- **DO THIS**:
State how many lines of the listing below include the word "enabled". Give only the number.

---*---

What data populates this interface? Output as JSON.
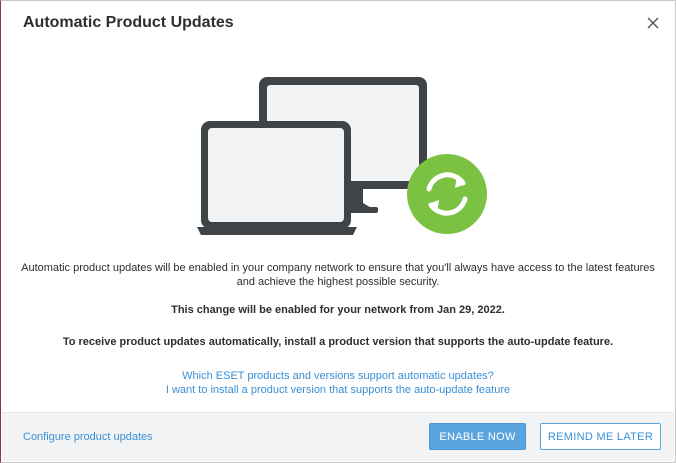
{
  "dialog": {
    "title": "Automatic Product Updates",
    "close_icon": "close-icon"
  },
  "illustration": {
    "icons": [
      "monitor-icon",
      "laptop-icon",
      "refresh-icon"
    ],
    "colors": {
      "device": "#3f4449",
      "screen": "#f2f3f5",
      "badge": "#7bc142"
    }
  },
  "content": {
    "description": "Automatic product updates will be enabled in your company network to ensure that you'll always have access to the latest features and achieve the highest possible security.",
    "enable_date_notice": "This change will be enabled for your network from Jan 29, 2022.",
    "install_notice": "To receive product updates automatically, install a product version that supports the auto-update feature.",
    "links": [
      "Which ESET products and versions support automatic updates?",
      "I want to install a product version that supports the auto-update feature"
    ]
  },
  "footer": {
    "configure_link": "Configure product updates",
    "enable_button": "ENABLE NOW",
    "remind_button": "REMIND ME LATER"
  }
}
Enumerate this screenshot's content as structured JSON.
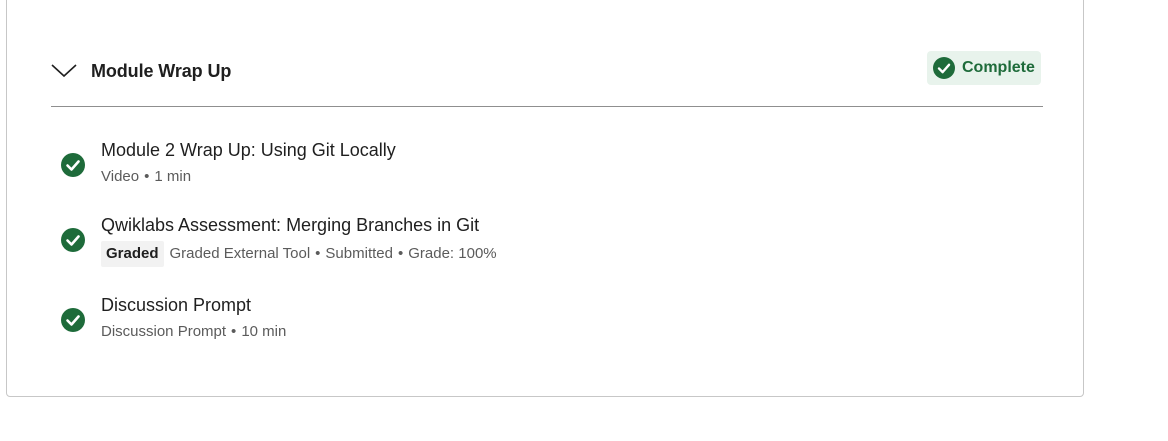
{
  "module": {
    "title": "Module Wrap Up",
    "status": "Complete",
    "status_color": "#1e6b3a",
    "check_color": "#1e6b3a"
  },
  "items": [
    {
      "title": "Module 2 Wrap Up: Using Git Locally",
      "type": "Video",
      "duration": "1 min",
      "icon": "check-circle-icon"
    },
    {
      "title": "Qwiklabs Assessment: Merging Branches in Git",
      "badge": "Graded",
      "type": "Graded External Tool",
      "submission": "Submitted",
      "grade": "Grade: 100%",
      "icon": "check-circle-icon"
    },
    {
      "title": "Discussion Prompt",
      "type": "Discussion Prompt",
      "duration": "10 min",
      "icon": "check-circle-icon"
    }
  ],
  "separator": "•"
}
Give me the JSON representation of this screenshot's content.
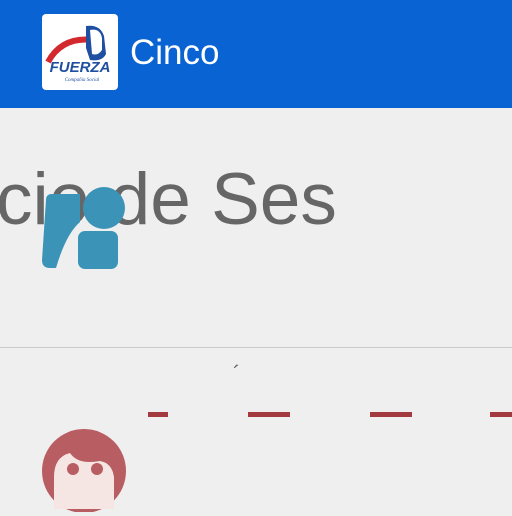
{
  "app": {
    "title": "Cinco",
    "logo_text": "FUERZA",
    "logo_tagline": "Compañía Social"
  },
  "login": {
    "heading_fragment": "cio de Ses",
    "accent_fragment": "´"
  },
  "icons": {
    "user": "user-id-icon",
    "face": "face-icon"
  },
  "colors": {
    "appbar": "#0a63d3",
    "user_icon": "#3b94b8",
    "dashes": "#a33a3f",
    "face_icon": "#b85d62"
  }
}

---*---

- **RESULT OF THE TASK**:
2